*Spatial annotation records*:
- - -

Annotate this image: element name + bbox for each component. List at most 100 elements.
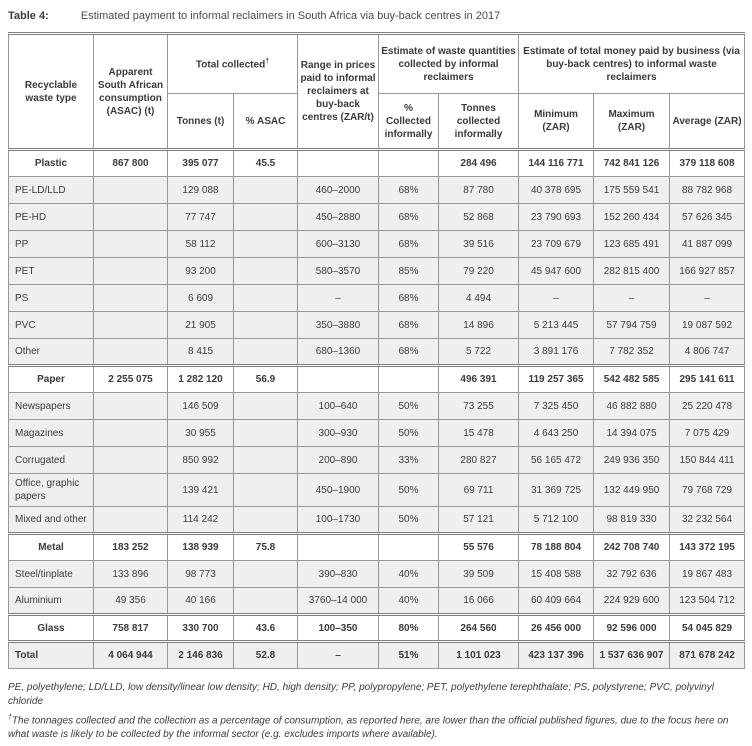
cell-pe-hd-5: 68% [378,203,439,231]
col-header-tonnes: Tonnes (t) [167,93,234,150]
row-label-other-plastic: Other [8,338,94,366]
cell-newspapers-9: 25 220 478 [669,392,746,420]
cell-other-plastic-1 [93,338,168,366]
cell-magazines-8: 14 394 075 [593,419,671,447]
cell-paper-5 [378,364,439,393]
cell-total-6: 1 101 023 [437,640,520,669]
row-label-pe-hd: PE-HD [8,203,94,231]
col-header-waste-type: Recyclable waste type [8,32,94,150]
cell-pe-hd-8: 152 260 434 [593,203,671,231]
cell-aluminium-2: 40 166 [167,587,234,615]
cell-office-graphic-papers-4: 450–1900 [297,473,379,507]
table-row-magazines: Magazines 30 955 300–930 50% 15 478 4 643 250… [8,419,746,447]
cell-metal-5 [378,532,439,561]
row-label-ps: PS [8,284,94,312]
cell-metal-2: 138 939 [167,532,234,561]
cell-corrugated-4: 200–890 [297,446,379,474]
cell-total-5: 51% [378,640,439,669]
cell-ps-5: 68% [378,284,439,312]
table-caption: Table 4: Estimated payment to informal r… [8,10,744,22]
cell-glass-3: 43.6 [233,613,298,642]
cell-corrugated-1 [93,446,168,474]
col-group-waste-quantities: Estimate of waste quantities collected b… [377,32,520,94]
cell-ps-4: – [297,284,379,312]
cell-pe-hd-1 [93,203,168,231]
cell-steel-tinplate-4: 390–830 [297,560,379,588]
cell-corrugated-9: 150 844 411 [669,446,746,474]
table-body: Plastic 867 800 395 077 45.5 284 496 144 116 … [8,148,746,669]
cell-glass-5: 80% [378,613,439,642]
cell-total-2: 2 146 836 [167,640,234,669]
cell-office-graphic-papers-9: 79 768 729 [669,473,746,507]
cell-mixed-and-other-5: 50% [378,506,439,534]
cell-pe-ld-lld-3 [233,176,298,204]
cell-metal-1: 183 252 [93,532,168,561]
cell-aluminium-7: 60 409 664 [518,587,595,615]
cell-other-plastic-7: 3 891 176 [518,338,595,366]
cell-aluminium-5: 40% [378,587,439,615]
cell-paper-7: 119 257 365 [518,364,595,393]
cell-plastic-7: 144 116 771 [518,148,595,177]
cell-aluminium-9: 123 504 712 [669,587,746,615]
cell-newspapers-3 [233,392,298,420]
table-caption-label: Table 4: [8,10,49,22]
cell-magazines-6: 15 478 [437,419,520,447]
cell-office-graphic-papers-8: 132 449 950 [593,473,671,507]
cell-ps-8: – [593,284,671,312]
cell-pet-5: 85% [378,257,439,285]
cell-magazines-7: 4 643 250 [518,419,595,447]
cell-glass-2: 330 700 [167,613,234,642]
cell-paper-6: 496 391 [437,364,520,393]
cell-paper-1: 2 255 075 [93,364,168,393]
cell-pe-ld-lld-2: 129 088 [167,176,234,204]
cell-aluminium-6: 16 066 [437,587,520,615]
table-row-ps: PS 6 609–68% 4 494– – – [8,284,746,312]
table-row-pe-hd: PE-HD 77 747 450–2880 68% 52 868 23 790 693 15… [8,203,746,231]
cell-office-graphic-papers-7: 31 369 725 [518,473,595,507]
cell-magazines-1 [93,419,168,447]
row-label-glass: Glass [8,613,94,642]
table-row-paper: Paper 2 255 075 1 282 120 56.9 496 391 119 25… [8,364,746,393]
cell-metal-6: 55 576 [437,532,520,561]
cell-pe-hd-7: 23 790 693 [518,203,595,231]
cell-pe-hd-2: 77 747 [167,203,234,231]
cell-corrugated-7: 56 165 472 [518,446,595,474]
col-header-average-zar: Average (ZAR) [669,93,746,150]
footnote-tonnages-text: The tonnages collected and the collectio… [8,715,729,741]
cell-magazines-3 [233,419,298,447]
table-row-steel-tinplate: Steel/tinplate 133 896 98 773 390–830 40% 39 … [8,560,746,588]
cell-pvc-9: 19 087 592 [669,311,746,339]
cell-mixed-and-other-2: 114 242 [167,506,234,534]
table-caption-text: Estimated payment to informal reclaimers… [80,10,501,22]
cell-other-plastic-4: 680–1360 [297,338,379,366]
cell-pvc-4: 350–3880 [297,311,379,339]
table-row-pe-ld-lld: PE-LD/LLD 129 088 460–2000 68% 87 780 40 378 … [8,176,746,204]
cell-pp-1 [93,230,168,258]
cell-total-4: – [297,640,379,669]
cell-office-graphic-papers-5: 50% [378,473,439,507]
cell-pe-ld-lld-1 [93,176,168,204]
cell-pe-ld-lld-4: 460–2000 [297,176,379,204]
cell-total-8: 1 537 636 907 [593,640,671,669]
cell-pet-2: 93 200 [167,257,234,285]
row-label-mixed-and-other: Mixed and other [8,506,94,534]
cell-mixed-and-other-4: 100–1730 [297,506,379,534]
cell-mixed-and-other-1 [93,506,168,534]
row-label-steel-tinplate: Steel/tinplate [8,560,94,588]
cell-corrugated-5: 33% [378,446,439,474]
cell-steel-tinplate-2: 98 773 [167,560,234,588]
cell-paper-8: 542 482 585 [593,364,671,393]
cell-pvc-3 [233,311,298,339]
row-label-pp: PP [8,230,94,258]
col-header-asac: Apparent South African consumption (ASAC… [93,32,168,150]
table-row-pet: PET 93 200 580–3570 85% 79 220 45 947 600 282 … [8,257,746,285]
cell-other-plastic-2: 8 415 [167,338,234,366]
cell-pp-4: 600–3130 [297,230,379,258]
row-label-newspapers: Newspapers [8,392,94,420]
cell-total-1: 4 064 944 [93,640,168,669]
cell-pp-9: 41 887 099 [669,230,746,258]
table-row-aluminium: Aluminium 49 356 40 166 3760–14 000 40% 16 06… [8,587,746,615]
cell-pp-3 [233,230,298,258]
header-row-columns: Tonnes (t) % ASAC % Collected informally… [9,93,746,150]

- - -

*Your task*: Rewrite the records starting with the line with "cell-pe-hd-5: 68% [378,203,439,231]" and going on through the line with "cell-paper-6: 496 391 [437,364,520,393]", replacing "aluminium" with "aluminum" and leaving everything else unchanged.

*Task output*:
cell-pe-hd-5: 68% [378,203,439,231]
col-header-tonnes: Tonnes (t) [167,93,234,150]
row-label-other-plastic: Other [8,338,94,366]
cell-newspapers-9: 25 220 478 [669,392,746,420]
cell-other-plastic-1 [93,338,168,366]
cell-magazines-8: 14 394 075 [593,419,671,447]
cell-paper-5 [378,364,439,393]
cell-total-6: 1 101 023 [437,640,520,669]
row-label-pe-hd: PE-HD [8,203,94,231]
col-header-waste-type: Recyclable waste type [8,32,94,150]
cell-pe-hd-8: 152 260 434 [593,203,671,231]
cell-aluminum-2: 40 166 [167,587,234,615]
cell-office-graphic-papers-4: 450–1900 [297,473,379,507]
table-row-magazines: Magazines 30 955 300–930 50% 15 478 4 643 250… [8,419,746,447]
cell-metal-5 [378,532,439,561]
row-label-ps: PS [8,284,94,312]
cell-metal-2: 138 939 [167,532,234,561]
cell-corrugated-4: 200–890 [297,446,379,474]
cell-total-5: 51% [378,640,439,669]
cell-ps-5: 68% [378,284,439,312]
table-caption: Table 4: Estimated payment to informal r… [8,10,744,22]
cell-glass-3: 43.6 [233,613,298,642]
cell-corrugated-1 [93,446,168,474]
col-group-waste-quantities: Estimate of waste quantities collected b… [377,32,520,94]
cell-ps-4: – [297,284,379,312]
cell-pe-hd-1 [93,203,168,231]
cell-steel-tinplate-4: 390–830 [297,560,379,588]
cell-corrugated-9: 150 844 411 [669,446,746,474]
table-body: Plastic 867 800 395 077 45.5 284 496 144 116 … [8,148,746,669]
cell-glass-5: 80% [378,613,439,642]
cell-total-2: 2 146 836 [167,640,234,669]
cell-office-graphic-papers-9: 79 768 729 [669,473,746,507]
cell-mixed-and-other-5: 50% [378,506,439,534]
cell-pe-ld-lld-3 [233,176,298,204]
cell-metal-1: 183 252 [93,532,168,561]
cell-aluminum-7: 60 409 664 [518,587,595,615]
cell-other-plastic-7: 3 891 176 [518,338,595,366]
cell-aluminum-5: 40% [378,587,439,615]
cell-paper-7: 119 257 365 [518,364,595,393]
cell-plastic-7: 144 116 771 [518,148,595,177]
cell-aluminum-9: 123 504 712 [669,587,746,615]
cell-newspapers-3 [233,392,298,420]
table-caption-label: Table 4: [8,10,49,22]
cell-magazines-6: 15 478 [437,419,520,447]
cell-office-graphic-papers-8: 132 449 950 [593,473,671,507]
cell-ps-8: – [593,284,671,312]
cell-pet-5: 85% [378,257,439,285]
cell-magazines-7: 4 643 250 [518,419,595,447]
cell-glass-2: 330 700 [167,613,234,642]
cell-paper-6: 496 391 [437,364,520,393]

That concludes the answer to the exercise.